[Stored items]
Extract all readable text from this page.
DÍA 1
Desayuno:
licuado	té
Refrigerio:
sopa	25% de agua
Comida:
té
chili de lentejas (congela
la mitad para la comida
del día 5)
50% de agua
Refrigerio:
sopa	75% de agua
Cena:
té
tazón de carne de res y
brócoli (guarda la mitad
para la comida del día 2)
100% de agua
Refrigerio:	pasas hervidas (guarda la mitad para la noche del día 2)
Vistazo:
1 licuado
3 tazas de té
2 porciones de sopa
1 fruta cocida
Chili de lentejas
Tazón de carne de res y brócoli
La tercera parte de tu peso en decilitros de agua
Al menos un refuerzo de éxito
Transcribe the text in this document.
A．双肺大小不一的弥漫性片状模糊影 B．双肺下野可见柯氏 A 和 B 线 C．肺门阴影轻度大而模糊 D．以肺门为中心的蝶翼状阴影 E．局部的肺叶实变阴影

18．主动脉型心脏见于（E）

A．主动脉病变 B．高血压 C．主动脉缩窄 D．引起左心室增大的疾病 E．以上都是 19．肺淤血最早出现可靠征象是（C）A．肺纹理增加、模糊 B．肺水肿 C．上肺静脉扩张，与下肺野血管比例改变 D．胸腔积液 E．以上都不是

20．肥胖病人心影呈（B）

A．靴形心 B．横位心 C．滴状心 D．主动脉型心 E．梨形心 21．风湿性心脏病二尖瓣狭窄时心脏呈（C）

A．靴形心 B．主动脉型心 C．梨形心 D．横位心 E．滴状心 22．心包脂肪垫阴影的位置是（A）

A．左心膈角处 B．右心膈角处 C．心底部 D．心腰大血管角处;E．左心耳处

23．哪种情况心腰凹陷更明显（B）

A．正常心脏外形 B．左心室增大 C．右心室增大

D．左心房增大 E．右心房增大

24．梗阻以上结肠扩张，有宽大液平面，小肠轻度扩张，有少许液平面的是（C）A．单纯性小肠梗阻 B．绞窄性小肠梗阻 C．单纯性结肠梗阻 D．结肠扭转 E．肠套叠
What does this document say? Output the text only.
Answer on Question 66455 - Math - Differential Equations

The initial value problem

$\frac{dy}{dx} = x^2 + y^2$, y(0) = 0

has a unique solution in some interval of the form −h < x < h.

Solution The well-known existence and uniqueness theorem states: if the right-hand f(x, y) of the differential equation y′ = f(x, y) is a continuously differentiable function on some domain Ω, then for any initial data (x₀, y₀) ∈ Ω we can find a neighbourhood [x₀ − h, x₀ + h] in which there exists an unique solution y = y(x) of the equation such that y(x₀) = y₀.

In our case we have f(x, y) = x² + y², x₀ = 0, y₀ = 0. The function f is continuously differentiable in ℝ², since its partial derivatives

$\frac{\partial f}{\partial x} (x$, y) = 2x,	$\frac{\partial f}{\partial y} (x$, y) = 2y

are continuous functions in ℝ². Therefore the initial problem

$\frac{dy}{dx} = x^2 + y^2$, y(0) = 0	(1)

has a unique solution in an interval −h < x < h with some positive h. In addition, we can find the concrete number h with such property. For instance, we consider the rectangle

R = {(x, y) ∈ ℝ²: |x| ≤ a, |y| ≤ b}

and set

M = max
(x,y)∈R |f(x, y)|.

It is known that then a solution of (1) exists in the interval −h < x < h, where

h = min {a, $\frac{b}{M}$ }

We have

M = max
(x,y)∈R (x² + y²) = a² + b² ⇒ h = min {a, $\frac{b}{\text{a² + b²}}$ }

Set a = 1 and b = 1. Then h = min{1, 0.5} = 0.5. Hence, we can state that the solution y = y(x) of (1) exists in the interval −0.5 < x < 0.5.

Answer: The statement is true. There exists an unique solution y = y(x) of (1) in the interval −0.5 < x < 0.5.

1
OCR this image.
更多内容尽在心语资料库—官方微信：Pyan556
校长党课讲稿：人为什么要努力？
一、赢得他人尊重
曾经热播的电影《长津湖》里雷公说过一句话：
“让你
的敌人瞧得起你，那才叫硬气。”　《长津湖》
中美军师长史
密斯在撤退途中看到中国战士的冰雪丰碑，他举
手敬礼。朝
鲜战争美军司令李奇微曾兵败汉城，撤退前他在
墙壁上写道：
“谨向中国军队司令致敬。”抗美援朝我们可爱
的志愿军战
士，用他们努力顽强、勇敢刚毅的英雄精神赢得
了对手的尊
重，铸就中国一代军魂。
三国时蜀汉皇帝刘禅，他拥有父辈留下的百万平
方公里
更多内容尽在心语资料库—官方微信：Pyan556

- Given exercise
Across the entries, how many lines hold the word "sopa"? Say only the number.

- Task solution
3